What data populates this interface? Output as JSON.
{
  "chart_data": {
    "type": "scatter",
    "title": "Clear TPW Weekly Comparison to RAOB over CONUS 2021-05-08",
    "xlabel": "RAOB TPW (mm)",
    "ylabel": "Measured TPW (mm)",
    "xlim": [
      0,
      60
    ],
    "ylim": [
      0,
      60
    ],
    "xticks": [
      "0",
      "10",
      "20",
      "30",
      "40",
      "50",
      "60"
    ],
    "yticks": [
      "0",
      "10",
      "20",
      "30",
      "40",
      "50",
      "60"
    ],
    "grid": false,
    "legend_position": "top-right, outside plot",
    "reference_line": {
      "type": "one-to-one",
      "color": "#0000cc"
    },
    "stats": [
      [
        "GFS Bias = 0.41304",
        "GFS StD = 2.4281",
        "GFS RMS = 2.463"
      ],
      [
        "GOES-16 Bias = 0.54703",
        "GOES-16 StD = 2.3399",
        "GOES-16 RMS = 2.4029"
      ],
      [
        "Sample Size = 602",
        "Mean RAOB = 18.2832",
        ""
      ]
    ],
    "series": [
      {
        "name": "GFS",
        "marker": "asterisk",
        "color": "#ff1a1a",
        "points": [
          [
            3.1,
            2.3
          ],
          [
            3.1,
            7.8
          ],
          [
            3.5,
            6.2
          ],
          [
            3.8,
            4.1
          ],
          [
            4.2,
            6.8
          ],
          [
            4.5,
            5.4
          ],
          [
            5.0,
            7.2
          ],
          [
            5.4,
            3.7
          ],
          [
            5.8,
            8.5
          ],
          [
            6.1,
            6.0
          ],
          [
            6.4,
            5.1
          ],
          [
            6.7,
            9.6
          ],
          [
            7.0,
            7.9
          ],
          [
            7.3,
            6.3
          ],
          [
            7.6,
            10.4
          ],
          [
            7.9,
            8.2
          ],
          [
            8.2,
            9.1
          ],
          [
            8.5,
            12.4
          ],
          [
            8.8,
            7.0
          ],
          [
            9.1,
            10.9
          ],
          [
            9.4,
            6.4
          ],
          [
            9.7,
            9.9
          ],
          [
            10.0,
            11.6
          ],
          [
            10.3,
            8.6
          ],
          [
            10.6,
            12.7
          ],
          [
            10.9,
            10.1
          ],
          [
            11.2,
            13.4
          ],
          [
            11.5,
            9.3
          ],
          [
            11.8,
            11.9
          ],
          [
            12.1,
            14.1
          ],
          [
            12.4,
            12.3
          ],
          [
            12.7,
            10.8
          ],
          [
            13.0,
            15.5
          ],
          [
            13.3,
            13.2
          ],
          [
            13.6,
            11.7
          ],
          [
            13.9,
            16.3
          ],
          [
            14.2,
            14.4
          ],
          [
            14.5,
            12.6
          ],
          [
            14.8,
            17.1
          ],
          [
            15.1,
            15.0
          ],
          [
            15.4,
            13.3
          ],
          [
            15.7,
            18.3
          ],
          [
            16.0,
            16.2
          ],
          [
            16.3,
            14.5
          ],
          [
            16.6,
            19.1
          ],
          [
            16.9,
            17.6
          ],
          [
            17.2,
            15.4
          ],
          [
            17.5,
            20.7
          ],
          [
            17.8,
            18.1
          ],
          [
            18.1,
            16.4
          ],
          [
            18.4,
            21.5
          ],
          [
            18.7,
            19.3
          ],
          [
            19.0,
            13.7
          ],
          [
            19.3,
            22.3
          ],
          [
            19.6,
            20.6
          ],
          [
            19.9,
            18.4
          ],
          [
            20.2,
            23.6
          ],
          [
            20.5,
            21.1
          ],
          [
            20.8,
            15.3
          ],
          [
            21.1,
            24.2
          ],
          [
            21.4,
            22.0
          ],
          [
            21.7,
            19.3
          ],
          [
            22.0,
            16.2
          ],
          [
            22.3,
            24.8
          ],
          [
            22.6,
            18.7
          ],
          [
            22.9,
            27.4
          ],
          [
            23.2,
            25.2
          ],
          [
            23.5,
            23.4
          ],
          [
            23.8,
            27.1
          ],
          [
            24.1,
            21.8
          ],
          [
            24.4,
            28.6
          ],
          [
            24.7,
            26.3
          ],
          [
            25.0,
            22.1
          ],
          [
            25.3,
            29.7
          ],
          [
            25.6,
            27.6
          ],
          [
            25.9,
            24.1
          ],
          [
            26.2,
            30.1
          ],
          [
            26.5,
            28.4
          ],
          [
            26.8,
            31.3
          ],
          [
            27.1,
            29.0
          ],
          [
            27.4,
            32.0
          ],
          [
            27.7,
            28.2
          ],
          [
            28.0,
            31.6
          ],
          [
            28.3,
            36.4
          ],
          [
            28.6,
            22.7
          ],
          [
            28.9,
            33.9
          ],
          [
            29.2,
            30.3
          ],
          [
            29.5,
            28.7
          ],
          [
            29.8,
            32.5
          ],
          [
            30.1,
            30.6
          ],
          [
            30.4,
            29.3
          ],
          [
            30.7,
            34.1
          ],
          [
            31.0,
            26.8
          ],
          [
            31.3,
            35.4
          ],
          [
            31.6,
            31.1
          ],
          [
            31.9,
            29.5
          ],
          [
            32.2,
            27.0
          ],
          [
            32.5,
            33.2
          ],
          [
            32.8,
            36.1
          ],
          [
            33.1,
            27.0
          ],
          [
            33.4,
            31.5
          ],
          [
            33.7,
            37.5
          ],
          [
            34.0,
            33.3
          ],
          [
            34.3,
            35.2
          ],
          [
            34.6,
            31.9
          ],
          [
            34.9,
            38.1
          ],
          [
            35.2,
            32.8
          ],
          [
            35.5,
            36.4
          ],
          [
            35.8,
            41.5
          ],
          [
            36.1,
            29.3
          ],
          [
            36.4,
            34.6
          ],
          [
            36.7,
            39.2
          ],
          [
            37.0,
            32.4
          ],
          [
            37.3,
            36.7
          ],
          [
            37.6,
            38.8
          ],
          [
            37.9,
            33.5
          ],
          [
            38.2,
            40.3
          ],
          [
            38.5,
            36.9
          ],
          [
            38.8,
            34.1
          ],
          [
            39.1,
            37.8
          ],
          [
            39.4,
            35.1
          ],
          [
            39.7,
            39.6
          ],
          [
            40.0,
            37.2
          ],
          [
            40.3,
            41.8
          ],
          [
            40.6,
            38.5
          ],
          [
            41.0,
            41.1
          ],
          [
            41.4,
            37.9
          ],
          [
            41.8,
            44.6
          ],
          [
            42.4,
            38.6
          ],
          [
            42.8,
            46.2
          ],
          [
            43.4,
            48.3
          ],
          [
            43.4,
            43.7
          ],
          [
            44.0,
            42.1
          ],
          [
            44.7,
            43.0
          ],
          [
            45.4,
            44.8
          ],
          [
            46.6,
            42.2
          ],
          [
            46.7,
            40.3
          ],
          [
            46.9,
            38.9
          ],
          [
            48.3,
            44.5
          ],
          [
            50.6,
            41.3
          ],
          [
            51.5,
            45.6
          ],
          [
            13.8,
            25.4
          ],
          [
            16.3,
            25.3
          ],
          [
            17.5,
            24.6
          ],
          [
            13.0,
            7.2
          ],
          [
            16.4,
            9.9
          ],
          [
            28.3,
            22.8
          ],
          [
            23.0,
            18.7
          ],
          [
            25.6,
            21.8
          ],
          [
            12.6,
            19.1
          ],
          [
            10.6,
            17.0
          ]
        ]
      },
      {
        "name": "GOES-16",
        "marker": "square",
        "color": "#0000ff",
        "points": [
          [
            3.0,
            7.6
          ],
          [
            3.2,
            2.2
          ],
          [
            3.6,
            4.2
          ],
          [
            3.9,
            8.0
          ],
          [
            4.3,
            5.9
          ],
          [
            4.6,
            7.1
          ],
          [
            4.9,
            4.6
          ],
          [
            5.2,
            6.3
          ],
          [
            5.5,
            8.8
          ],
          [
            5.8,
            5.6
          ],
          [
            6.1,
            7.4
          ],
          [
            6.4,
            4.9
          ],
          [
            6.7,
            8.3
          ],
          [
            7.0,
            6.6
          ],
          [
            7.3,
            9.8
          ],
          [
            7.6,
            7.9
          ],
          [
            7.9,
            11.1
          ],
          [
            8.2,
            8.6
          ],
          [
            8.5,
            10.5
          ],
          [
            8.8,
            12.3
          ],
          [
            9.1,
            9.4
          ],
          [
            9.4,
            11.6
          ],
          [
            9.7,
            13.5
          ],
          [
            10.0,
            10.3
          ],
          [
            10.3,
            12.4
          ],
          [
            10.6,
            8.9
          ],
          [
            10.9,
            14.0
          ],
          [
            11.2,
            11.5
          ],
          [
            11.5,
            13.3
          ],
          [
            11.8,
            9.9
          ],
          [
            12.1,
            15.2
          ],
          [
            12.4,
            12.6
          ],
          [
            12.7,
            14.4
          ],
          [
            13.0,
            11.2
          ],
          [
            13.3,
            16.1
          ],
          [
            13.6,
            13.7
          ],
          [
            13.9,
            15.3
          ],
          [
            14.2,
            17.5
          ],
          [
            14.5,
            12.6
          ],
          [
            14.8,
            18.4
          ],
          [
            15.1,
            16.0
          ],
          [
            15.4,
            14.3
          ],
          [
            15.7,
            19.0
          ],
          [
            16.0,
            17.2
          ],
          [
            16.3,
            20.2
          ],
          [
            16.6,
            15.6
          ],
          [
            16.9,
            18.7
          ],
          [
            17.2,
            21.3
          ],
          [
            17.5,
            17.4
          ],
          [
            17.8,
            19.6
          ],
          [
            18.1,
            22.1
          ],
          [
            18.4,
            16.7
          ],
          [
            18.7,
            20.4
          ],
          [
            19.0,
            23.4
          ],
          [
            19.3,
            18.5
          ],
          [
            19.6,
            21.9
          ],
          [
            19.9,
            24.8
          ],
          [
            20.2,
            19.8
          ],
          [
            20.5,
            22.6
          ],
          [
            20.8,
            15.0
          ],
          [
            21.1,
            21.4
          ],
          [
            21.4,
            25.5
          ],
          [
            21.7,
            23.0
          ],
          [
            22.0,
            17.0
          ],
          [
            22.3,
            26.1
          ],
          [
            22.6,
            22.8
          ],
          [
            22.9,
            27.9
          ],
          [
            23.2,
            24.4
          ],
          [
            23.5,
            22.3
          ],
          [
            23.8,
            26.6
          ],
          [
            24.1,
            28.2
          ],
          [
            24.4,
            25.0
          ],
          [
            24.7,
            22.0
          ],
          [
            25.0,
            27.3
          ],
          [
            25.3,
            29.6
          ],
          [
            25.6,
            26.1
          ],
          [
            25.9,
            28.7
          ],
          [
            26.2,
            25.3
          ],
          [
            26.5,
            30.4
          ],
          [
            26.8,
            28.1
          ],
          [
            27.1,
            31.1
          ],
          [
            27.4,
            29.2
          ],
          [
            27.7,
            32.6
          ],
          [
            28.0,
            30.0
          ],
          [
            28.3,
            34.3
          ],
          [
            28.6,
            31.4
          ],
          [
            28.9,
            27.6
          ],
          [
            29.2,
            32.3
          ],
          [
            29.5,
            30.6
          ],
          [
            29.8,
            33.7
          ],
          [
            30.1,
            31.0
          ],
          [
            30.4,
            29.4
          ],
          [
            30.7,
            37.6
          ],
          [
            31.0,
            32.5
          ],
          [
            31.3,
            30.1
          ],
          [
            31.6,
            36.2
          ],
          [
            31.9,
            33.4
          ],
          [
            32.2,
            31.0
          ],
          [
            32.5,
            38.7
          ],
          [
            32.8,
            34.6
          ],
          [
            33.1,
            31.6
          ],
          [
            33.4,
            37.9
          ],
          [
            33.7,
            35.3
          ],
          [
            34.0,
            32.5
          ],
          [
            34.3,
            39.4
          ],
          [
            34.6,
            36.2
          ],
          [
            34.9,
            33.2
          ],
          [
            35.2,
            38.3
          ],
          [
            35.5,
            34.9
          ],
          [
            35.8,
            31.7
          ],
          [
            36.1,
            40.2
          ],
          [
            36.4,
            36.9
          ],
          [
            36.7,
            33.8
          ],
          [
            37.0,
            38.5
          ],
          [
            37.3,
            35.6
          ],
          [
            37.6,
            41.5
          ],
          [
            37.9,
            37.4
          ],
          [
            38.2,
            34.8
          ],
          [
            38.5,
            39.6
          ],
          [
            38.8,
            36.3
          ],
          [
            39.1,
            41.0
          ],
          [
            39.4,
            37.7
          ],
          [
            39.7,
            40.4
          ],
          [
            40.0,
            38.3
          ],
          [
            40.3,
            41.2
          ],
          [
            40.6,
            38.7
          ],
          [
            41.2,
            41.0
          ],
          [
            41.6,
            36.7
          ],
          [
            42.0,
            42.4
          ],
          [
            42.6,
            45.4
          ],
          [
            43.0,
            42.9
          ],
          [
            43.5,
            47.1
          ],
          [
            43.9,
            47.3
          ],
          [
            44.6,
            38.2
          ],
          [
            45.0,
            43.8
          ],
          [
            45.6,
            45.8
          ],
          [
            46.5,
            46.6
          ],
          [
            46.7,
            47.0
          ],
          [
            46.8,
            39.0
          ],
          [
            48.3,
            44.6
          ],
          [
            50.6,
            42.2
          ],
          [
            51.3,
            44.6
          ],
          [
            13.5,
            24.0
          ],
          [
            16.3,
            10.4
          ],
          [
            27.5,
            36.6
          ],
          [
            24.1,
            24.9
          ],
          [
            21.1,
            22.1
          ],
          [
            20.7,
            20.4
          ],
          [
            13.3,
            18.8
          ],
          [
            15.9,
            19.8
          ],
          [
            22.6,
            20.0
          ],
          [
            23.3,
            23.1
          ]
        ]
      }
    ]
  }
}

Exercise objective:
Find each line that has the word "GOES", then copy it out.

Task solution:
        "GOES-16 Bias = 0.54703",
        "GOES-16 StD = 2.3399",
        "GOES-16 RMS = 2.4029"
        "name": "GOES-16",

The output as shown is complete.